◆ WRITTEN INSTRUCTION
Copy out each line in the material below that has the word "title".

◆ Records that describe figures
-------------------------

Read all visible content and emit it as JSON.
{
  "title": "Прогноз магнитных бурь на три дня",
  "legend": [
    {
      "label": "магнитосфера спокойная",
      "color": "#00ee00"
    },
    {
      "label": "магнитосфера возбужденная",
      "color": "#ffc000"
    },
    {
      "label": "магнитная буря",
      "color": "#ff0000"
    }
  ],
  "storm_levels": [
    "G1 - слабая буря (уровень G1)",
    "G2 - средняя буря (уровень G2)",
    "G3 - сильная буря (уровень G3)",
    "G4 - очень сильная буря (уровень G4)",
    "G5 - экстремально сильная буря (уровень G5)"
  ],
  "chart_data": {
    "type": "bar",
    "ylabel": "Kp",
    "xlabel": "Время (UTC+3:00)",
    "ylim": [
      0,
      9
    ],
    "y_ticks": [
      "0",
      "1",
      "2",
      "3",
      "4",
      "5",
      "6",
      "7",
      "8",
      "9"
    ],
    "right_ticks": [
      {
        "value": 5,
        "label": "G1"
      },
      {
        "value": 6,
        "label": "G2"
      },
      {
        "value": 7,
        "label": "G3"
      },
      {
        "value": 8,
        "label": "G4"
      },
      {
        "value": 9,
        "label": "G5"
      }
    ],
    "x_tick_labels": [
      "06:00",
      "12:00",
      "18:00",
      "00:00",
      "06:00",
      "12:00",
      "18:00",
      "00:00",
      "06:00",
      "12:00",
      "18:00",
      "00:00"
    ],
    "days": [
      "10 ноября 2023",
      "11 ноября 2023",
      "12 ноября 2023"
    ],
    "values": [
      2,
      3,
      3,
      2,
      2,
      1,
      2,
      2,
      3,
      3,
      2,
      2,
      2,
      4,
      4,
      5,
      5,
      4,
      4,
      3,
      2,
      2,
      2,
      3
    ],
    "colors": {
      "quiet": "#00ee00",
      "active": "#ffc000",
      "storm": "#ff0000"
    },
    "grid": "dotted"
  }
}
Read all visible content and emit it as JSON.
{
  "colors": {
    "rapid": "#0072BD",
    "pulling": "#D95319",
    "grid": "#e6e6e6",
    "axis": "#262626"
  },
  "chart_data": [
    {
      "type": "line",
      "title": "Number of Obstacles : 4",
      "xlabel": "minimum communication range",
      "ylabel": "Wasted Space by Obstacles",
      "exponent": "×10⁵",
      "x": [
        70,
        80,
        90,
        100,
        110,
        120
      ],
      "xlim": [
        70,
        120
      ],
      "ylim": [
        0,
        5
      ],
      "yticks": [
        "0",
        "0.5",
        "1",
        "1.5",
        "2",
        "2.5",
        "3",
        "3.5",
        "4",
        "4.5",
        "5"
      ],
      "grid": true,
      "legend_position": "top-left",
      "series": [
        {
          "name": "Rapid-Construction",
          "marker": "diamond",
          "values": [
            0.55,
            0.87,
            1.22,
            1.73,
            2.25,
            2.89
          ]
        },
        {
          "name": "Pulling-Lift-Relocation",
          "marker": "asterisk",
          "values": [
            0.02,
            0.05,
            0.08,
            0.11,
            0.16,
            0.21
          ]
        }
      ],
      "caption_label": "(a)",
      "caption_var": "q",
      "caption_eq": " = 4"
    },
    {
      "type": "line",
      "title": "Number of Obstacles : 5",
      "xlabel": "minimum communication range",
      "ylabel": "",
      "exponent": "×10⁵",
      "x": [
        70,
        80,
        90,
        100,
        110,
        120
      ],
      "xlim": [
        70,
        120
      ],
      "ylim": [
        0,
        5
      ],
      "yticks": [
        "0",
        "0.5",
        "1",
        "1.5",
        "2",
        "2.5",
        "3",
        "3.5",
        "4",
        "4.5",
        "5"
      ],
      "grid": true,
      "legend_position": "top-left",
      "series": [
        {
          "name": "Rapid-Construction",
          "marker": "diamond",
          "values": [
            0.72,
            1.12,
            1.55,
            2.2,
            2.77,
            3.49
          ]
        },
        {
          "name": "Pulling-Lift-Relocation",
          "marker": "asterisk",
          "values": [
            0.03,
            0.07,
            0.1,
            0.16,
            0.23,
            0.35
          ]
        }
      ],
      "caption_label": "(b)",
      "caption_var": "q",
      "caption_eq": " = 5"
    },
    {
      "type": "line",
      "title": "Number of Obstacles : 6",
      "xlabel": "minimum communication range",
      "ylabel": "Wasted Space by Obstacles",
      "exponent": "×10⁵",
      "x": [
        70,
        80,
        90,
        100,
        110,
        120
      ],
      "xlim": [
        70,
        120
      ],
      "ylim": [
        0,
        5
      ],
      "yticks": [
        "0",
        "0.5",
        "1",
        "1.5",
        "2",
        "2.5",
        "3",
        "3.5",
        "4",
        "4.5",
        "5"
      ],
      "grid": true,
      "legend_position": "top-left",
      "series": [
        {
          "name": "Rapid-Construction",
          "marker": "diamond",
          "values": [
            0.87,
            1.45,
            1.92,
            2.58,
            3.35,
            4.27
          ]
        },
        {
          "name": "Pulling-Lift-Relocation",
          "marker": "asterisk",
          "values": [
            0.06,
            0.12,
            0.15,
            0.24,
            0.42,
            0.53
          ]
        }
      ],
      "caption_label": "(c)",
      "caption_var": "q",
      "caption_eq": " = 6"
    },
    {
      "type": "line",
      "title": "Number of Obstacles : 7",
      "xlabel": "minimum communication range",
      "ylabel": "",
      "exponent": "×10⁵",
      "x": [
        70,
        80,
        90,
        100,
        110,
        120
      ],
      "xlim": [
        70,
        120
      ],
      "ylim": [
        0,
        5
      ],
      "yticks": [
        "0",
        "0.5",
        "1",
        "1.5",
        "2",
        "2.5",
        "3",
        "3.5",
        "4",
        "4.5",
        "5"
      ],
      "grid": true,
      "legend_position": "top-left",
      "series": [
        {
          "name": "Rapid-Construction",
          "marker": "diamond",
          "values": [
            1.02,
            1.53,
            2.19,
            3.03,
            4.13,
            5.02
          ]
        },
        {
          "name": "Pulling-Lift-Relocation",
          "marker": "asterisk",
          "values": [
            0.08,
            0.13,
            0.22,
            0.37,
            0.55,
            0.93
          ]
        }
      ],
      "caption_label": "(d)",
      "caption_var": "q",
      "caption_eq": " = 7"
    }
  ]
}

-------------------------

◆ EXERCISE RESPONSE
  "title": "Прогноз магнитных бурь на три дня",
      "title": "Number of Obstacles : 4",
      "title": "Number of Obstacles : 5",
      "title": "Number of Obstacles : 6",
      "title": "Number of Obstacles : 7",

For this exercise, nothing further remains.